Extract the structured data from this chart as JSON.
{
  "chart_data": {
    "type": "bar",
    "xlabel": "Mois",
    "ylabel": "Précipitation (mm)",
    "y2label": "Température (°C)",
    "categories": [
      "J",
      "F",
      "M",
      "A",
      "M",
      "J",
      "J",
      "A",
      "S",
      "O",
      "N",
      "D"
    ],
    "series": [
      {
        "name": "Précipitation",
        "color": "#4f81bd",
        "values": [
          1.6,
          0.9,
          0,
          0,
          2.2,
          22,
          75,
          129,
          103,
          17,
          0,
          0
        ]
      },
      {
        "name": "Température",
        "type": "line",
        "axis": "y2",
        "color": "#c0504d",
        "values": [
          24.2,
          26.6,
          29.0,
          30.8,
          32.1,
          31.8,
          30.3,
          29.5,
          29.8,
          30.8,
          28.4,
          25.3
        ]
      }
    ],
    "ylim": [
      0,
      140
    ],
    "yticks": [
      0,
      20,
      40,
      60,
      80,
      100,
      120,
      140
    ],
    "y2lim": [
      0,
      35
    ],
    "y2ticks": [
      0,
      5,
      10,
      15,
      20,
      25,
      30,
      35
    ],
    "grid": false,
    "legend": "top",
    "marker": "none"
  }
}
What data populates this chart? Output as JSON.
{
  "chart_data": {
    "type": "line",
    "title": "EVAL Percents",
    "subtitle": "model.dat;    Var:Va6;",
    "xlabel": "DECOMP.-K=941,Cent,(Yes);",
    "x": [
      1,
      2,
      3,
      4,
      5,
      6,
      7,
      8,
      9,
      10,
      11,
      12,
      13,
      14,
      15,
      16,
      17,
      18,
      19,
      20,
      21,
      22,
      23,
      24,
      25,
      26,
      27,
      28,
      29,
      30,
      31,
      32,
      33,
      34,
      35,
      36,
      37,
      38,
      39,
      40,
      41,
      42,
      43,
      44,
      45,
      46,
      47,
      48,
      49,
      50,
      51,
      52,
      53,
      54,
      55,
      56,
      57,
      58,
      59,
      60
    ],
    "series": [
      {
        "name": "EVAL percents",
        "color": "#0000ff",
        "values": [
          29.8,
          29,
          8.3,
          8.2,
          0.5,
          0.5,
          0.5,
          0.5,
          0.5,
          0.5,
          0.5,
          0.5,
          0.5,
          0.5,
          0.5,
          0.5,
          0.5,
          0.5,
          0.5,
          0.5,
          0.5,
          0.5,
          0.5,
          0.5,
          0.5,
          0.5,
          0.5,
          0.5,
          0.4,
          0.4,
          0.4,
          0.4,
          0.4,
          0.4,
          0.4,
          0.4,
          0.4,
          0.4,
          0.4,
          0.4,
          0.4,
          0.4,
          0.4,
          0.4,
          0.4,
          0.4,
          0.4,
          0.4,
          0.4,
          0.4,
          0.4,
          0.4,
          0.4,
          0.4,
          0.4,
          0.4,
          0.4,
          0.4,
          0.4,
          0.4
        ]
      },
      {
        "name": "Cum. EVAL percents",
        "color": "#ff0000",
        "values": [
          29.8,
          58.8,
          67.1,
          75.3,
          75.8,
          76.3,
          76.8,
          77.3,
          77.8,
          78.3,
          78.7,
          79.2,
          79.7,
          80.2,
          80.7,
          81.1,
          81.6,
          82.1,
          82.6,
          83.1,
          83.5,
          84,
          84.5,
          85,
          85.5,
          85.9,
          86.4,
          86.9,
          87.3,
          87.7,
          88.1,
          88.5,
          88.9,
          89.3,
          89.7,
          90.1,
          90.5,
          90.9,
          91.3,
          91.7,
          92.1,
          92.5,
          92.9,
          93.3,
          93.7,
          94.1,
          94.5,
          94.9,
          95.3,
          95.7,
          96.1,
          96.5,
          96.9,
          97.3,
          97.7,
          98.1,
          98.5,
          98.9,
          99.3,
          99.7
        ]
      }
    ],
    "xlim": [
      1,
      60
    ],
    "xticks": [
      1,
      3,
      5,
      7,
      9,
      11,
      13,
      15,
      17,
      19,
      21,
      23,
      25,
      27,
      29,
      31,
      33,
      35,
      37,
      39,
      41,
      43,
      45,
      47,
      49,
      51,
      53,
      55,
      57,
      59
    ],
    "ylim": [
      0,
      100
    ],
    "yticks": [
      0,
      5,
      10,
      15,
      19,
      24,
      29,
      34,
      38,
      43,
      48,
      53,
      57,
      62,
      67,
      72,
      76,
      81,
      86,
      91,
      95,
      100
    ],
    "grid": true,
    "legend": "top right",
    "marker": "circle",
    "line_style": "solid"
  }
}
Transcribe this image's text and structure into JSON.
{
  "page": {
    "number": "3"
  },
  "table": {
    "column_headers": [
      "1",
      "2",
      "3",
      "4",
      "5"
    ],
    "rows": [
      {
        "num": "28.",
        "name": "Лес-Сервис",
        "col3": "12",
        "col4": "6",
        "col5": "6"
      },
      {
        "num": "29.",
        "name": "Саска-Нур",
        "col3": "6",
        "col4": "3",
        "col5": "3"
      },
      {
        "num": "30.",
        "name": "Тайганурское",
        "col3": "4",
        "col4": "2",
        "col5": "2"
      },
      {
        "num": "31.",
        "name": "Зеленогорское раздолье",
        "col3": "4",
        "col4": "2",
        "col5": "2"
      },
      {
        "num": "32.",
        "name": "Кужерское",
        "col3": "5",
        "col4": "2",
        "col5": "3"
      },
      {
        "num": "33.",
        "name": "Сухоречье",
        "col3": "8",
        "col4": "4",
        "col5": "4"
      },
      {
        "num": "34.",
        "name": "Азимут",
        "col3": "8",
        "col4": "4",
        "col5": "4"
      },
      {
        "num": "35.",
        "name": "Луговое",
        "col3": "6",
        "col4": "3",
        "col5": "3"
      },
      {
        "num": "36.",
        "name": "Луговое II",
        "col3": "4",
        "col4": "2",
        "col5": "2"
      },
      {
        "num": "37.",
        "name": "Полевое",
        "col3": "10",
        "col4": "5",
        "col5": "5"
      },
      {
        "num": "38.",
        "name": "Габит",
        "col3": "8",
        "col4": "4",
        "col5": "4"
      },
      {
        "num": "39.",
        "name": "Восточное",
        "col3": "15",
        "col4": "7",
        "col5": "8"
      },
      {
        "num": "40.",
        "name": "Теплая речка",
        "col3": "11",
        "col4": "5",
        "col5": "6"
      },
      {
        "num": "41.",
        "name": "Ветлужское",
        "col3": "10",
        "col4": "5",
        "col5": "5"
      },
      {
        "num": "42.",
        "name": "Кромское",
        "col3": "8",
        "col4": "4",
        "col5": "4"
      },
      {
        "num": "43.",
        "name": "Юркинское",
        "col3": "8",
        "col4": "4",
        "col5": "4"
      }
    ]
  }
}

◆ Exercise brief:
Copy all lines from the material that hold "this".

◆ Final answer:
Extract the structured data from this chart as JSON.
What data populates this chart? Output as JSON.
Transcribe this image's text and structure into JSON.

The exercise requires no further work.